Problem details: In the records below, find each line containing the word "Transaction" and copy it.

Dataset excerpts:
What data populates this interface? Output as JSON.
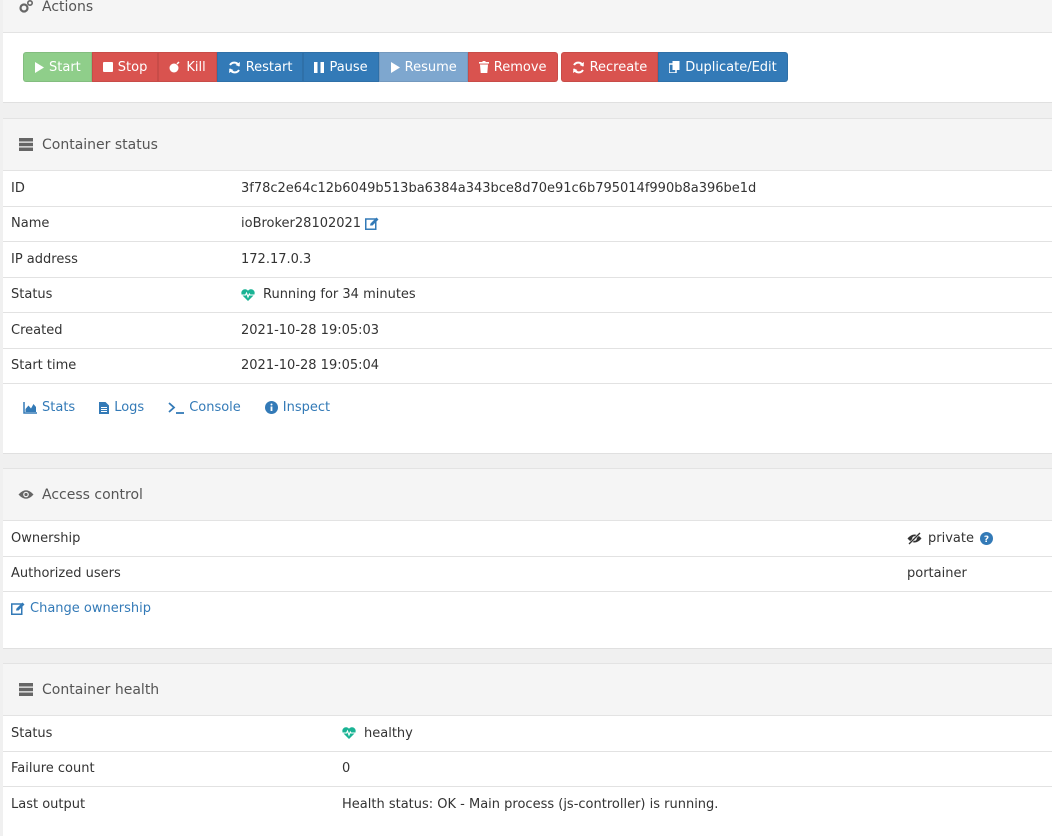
{
  "actions": {
    "title": "Actions",
    "buttons": {
      "start": "Start",
      "stop": "Stop",
      "kill": "Kill",
      "restart": "Restart",
      "pause": "Pause",
      "resume": "Resume",
      "remove": "Remove",
      "recreate": "Recreate",
      "duplicate": "Duplicate/Edit"
    }
  },
  "container_status": {
    "title": "Container status",
    "rows": {
      "id": {
        "label": "ID",
        "value": "3f78c2e64c12b6049b513ba6384a343bce8d70e91c6b795014f990b8a396be1d"
      },
      "name": {
        "label": "Name",
        "value": "ioBroker28102021"
      },
      "ip": {
        "label": "IP address",
        "value": "172.17.0.3"
      },
      "status": {
        "label": "Status",
        "value": "Running for 34 minutes"
      },
      "created": {
        "label": "Created",
        "value": "2021-10-28 19:05:03"
      },
      "start_time": {
        "label": "Start time",
        "value": "2021-10-28 19:05:04"
      }
    },
    "links": {
      "stats": "Stats",
      "logs": "Logs",
      "console": "Console",
      "inspect": "Inspect"
    }
  },
  "access_control": {
    "title": "Access control",
    "ownership_label": "Ownership",
    "ownership_value": "private",
    "authorized_label": "Authorized users",
    "authorized_value": "portainer",
    "change_ownership": "Change ownership"
  },
  "container_health": {
    "title": "Container health",
    "rows": {
      "status": {
        "label": "Status",
        "value": "healthy"
      },
      "failure": {
        "label": "Failure count",
        "value": "0"
      },
      "output": {
        "label": "Last output",
        "value": "Health status: OK - Main process (js-controller) is running."
      }
    }
  },
  "colors": {
    "start": "#8fce8a",
    "danger": "#d9534f",
    "primary": "#337ab7",
    "resume": "#7ea7cf",
    "healthy": "#1ab394"
  }
}
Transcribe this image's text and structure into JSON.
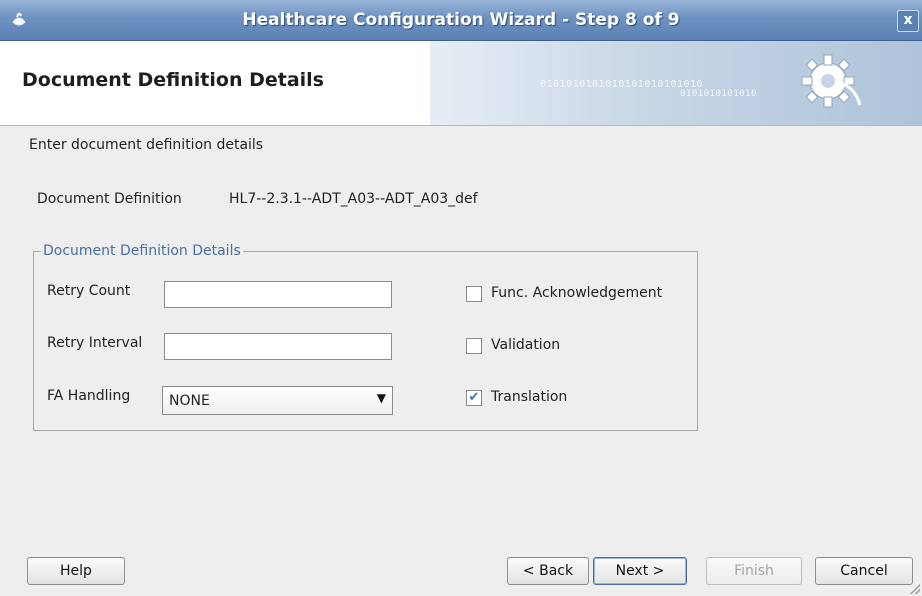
{
  "window": {
    "title": "Healthcare Configuration Wizard - Step 8 of 9",
    "close_glyph": "x"
  },
  "header": {
    "title": "Document Definition Details",
    "art_binary_1": "0101010101010101010101010",
    "art_binary_2": "0101010101010"
  },
  "main": {
    "instruction": "Enter document definition details",
    "doc_def_label": "Document Definition",
    "doc_def_value": "HL7--2.3.1--ADT_A03--ADT_A03_def"
  },
  "group": {
    "title": "Document Definition Details",
    "retry_count": {
      "label": "Retry Count",
      "value": ""
    },
    "retry_interval": {
      "label": "Retry Interval",
      "value": ""
    },
    "fa_handling": {
      "label": "FA Handling",
      "selected": "NONE"
    },
    "checkboxes": [
      {
        "label": "Func. Acknowledgement",
        "checked": false
      },
      {
        "label": "Validation",
        "checked": false
      },
      {
        "label": "Translation",
        "checked": true
      }
    ]
  },
  "buttons": {
    "help": "Help",
    "back": "< Back",
    "next": "Next >",
    "finish": "Finish",
    "cancel": "Cancel"
  },
  "colors": {
    "titlebar": "#6d92c2",
    "group_title": "#4a6fa5",
    "check": "#3d6fc2"
  }
}
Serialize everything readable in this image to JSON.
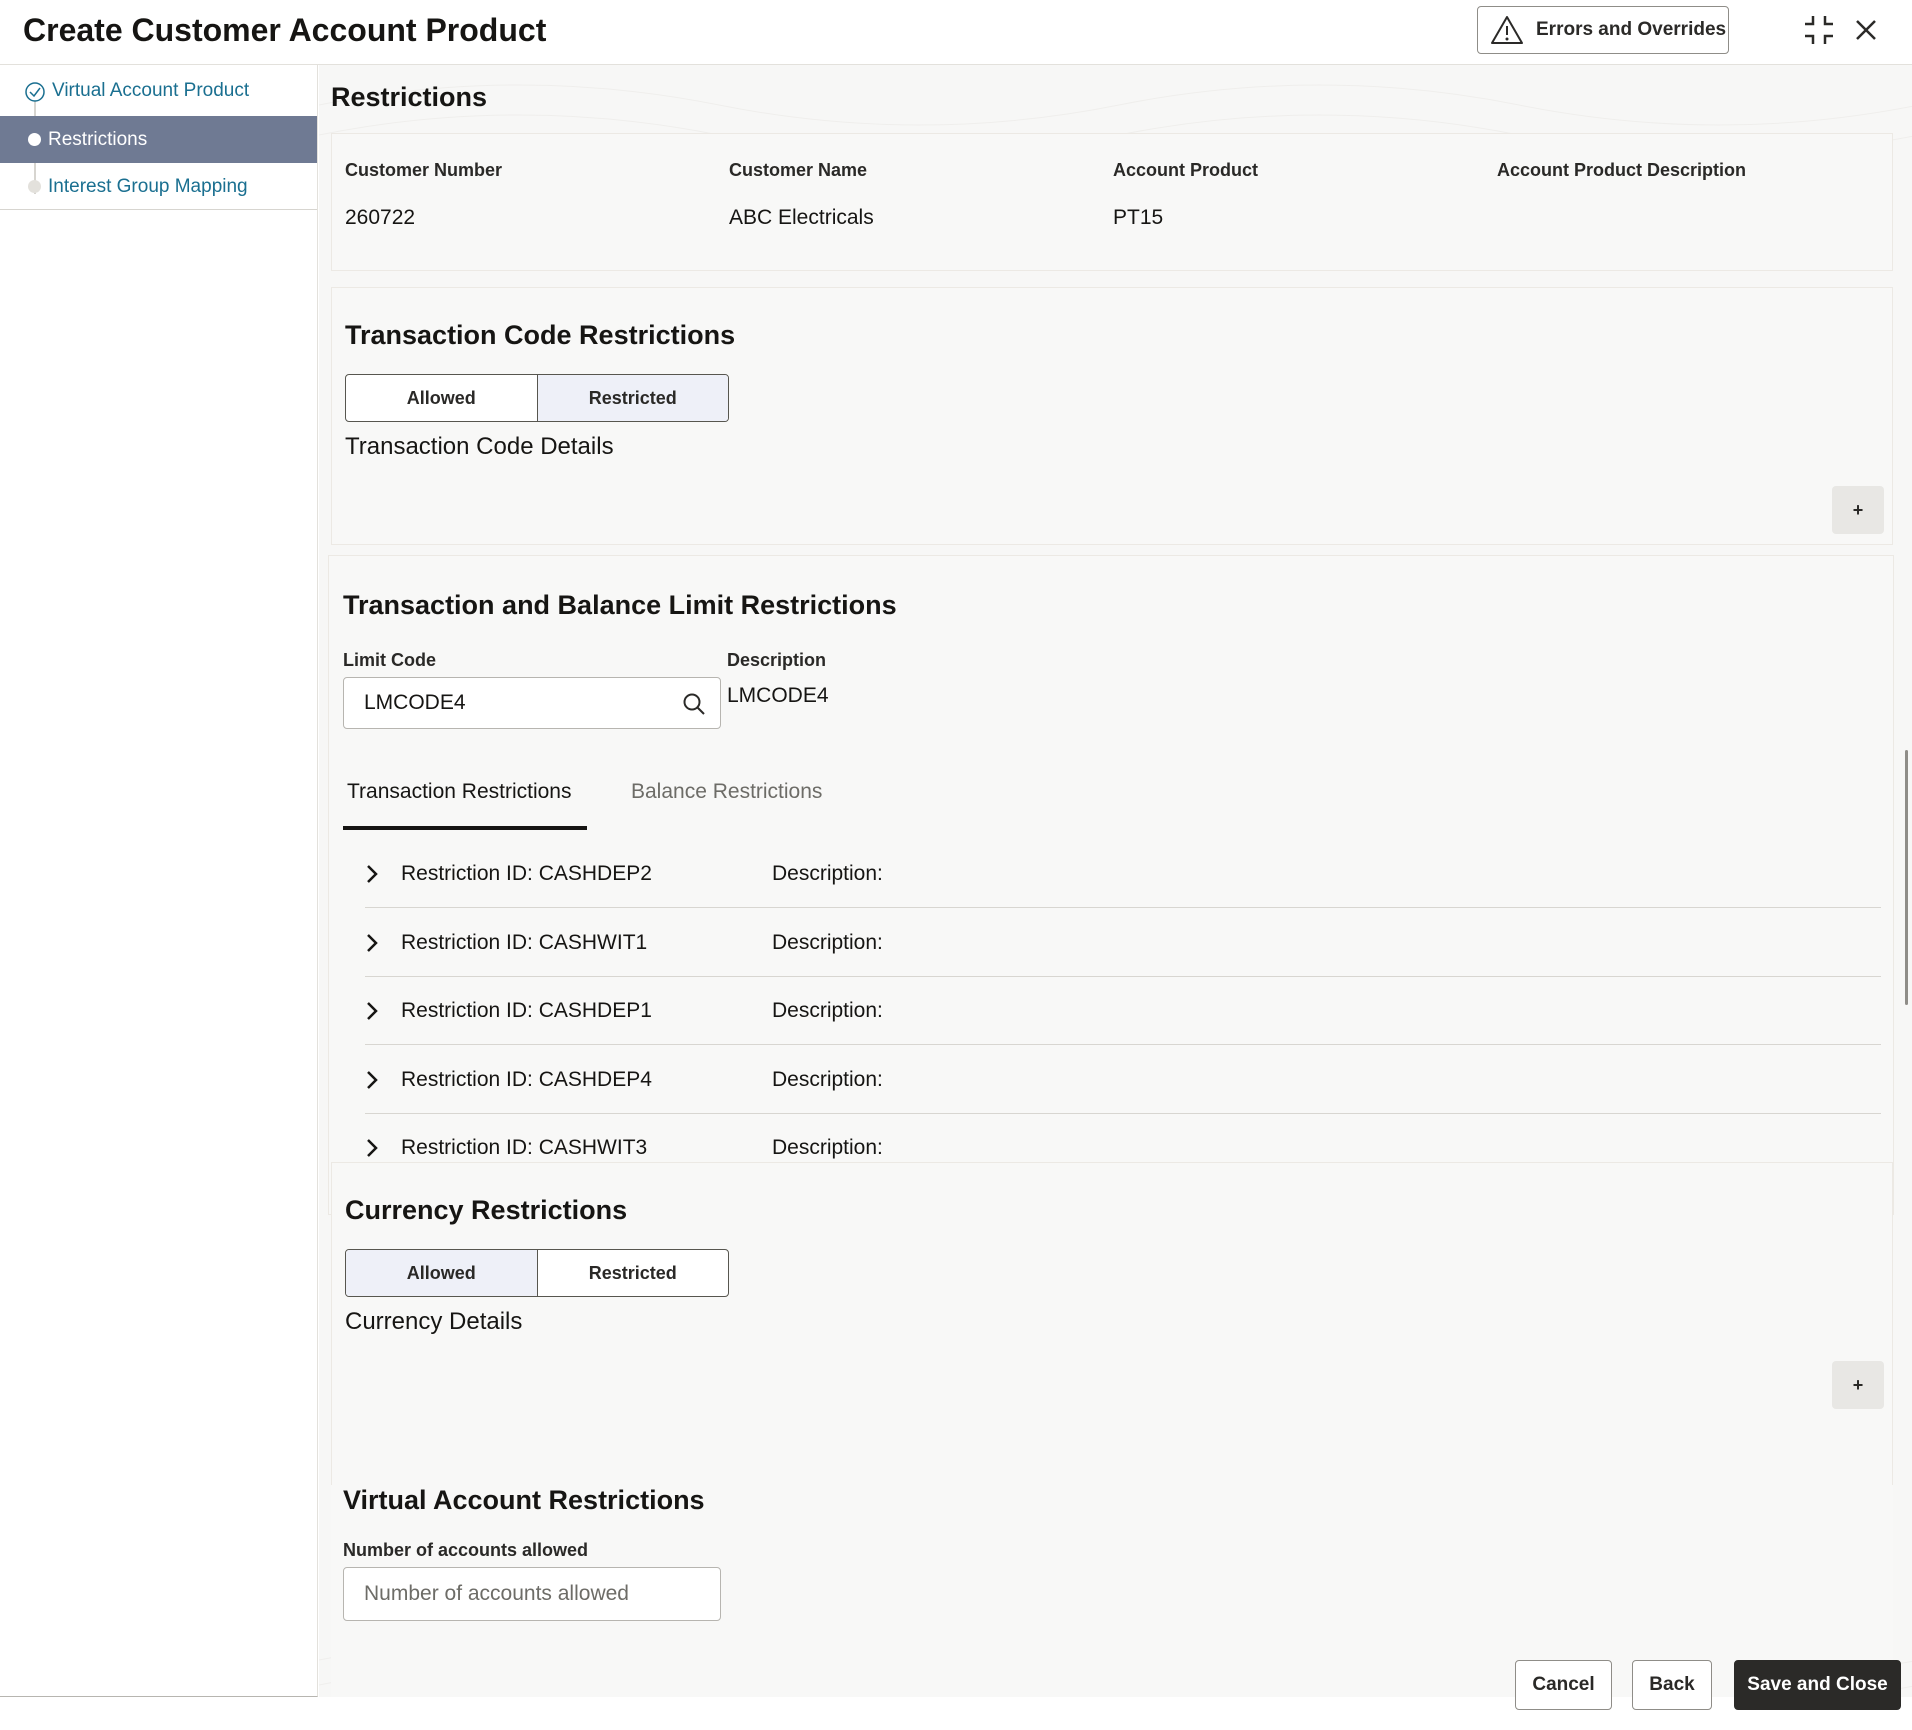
{
  "header": {
    "title": "Create Customer Account Product",
    "errors_label": "Errors and Overrides"
  },
  "sidebar": {
    "items": [
      {
        "label": "Virtual Account Product",
        "state": "completed"
      },
      {
        "label": "Restrictions",
        "state": "active"
      },
      {
        "label": "Interest Group Mapping",
        "state": "pending"
      }
    ]
  },
  "page": {
    "title": "Restrictions",
    "summary": {
      "fields": [
        {
          "label": "Customer Number",
          "value": "260722"
        },
        {
          "label": "Customer Name",
          "value": "ABC Electricals"
        },
        {
          "label": "Account Product",
          "value": "PT15"
        },
        {
          "label": "Account Product Description",
          "value": ""
        }
      ]
    }
  },
  "txn_code": {
    "title": "Transaction Code Restrictions",
    "options": [
      "Allowed",
      "Restricted"
    ],
    "selected": "Restricted",
    "details_label": "Transaction Code Details",
    "add_label": "+"
  },
  "limits": {
    "title": "Transaction and Balance Limit Restrictions",
    "limit_code_label": "Limit Code",
    "limit_code_value": "LMCODE4",
    "description_label": "Description",
    "description_value": "LMCODE4",
    "tabs": [
      {
        "label": "Transaction Restrictions",
        "active": true
      },
      {
        "label": "Balance Restrictions",
        "active": false
      }
    ],
    "rows": [
      {
        "id": "Restriction ID: CASHDEP2",
        "desc": "Description:"
      },
      {
        "id": "Restriction ID: CASHWIT1",
        "desc": "Description:"
      },
      {
        "id": "Restriction ID: CASHDEP1",
        "desc": "Description:"
      },
      {
        "id": "Restriction ID: CASHDEP4",
        "desc": "Description:"
      },
      {
        "id": "Restriction ID: CASHWIT3",
        "desc": "Description:"
      }
    ]
  },
  "currency": {
    "title": "Currency Restrictions",
    "options": [
      "Allowed",
      "Restricted"
    ],
    "selected": "Allowed",
    "details_label": "Currency Details",
    "add_label": "+"
  },
  "virtual": {
    "title": "Virtual Account Restrictions",
    "field_label": "Number of accounts allowed",
    "placeholder": "Number of accounts allowed"
  },
  "footer": {
    "cancel": "Cancel",
    "back": "Back",
    "save_close": "Save and Close"
  },
  "colors": {
    "active_nav": "#6f7a93",
    "link": "#1a6f90",
    "primary_button": "#2b2a28"
  }
}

Expected output:
    "title": "Transaction Code Restrictions",
    "details_label": "Transaction Code Details",
    "title": "Transaction and Balance Limit Restrictions",
        "label": "Transaction Restrictions",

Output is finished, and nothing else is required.